[Begin MATERIAL PROVIDED]
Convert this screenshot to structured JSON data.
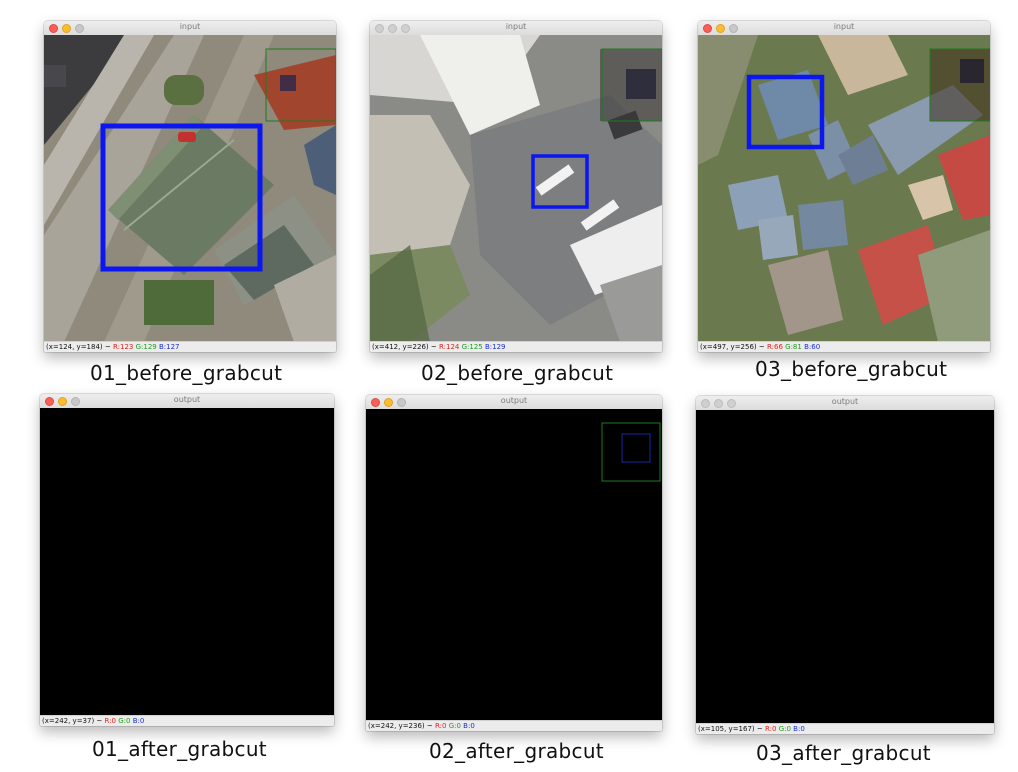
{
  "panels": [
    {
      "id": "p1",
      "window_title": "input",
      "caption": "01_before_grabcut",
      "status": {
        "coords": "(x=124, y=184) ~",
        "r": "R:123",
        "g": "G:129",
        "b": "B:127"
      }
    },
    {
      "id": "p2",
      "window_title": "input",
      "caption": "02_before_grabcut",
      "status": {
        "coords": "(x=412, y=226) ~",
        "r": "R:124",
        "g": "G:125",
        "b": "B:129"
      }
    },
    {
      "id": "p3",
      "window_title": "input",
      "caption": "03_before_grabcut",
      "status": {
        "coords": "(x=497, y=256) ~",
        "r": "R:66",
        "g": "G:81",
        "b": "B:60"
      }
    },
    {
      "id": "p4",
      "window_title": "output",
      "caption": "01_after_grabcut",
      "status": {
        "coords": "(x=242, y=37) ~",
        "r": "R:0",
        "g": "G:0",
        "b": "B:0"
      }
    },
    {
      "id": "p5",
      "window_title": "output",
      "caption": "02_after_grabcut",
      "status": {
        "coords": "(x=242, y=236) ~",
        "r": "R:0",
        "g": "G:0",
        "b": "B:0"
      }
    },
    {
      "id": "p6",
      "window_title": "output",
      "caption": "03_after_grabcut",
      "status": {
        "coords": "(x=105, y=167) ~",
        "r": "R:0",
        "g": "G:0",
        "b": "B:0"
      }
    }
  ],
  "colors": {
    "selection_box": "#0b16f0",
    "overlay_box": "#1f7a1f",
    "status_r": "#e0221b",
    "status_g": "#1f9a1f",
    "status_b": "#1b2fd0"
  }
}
[End MATERIAL PROVIDED]
[Begin MATERIAL PROVIDED]
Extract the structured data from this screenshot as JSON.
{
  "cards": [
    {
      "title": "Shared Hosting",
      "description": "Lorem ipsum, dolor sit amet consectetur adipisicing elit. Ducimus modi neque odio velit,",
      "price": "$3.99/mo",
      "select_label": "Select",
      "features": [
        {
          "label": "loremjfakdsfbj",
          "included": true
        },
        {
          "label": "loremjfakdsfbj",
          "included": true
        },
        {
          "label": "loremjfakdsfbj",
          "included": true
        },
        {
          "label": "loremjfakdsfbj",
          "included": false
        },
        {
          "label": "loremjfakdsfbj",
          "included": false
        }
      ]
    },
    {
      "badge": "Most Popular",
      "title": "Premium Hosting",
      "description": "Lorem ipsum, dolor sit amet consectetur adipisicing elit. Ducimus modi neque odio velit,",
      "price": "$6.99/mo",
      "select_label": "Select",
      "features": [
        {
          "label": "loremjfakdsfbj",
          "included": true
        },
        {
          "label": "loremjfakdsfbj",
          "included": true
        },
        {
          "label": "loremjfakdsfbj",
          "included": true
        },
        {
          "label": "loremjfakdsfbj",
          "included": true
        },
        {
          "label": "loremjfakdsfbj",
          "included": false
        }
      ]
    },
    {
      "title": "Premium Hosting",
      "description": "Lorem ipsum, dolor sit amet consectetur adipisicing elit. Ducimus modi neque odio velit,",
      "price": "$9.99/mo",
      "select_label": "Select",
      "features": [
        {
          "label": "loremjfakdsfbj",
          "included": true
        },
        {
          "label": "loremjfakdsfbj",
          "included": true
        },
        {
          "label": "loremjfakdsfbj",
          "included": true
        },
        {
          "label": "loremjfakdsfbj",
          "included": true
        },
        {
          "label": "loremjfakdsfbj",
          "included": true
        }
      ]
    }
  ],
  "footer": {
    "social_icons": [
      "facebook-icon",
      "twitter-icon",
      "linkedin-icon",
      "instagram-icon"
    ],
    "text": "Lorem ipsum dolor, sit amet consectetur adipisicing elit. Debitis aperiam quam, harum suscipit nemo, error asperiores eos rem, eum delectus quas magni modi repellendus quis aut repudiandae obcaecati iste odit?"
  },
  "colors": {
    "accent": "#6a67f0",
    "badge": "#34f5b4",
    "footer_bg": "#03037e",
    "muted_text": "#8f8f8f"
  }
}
[End MATERIAL PROVIDED]
[Begin MATERIAL PROVIDED]
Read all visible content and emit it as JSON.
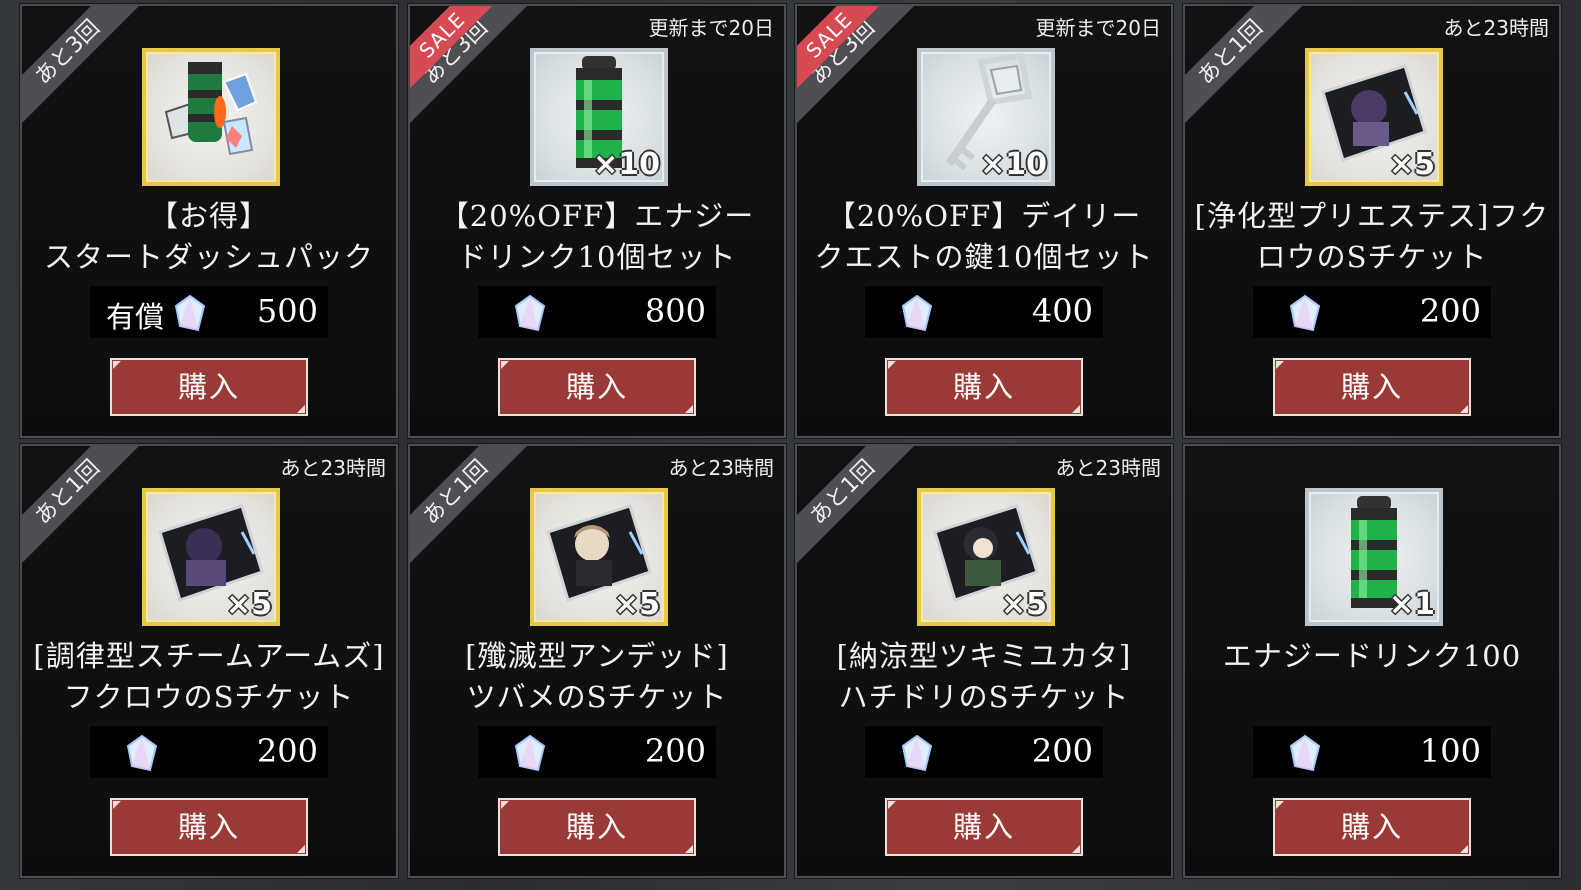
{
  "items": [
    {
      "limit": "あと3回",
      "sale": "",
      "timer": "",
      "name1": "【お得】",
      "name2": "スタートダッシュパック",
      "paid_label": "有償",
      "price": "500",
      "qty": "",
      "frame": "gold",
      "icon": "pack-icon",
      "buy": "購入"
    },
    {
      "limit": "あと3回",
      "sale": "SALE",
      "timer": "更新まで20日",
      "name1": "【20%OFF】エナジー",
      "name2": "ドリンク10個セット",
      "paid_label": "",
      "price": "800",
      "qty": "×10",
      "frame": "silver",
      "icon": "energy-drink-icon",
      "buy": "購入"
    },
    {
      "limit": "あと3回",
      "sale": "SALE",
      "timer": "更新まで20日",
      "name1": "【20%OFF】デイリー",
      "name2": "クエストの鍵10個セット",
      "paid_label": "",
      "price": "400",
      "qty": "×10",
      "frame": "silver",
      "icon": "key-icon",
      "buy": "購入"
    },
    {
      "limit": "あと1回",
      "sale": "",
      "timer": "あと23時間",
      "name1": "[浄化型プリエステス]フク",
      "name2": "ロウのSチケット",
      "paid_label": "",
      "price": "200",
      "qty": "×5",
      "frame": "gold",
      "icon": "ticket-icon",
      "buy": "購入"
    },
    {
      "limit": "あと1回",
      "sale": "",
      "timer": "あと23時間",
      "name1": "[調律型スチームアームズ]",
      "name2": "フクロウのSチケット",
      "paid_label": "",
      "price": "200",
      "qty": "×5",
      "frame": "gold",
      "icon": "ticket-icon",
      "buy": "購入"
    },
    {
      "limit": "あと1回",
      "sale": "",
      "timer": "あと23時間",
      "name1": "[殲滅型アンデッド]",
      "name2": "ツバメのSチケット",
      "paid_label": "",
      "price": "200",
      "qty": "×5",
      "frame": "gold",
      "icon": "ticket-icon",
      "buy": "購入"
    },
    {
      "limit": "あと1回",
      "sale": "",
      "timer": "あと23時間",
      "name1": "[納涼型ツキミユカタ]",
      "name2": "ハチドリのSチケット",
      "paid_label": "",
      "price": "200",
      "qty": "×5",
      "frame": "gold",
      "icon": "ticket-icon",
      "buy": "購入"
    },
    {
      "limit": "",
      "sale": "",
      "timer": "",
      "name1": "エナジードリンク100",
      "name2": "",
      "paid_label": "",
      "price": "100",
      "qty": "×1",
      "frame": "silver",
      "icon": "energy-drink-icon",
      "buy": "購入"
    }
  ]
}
[End MATERIAL PROVIDED]
Look for the word "data" in every line of the listing and copy the lines that have it.

THE REPLY:
Convert this screenshot to structured JSON data.
Extract the structured data from this screenshot as JSON.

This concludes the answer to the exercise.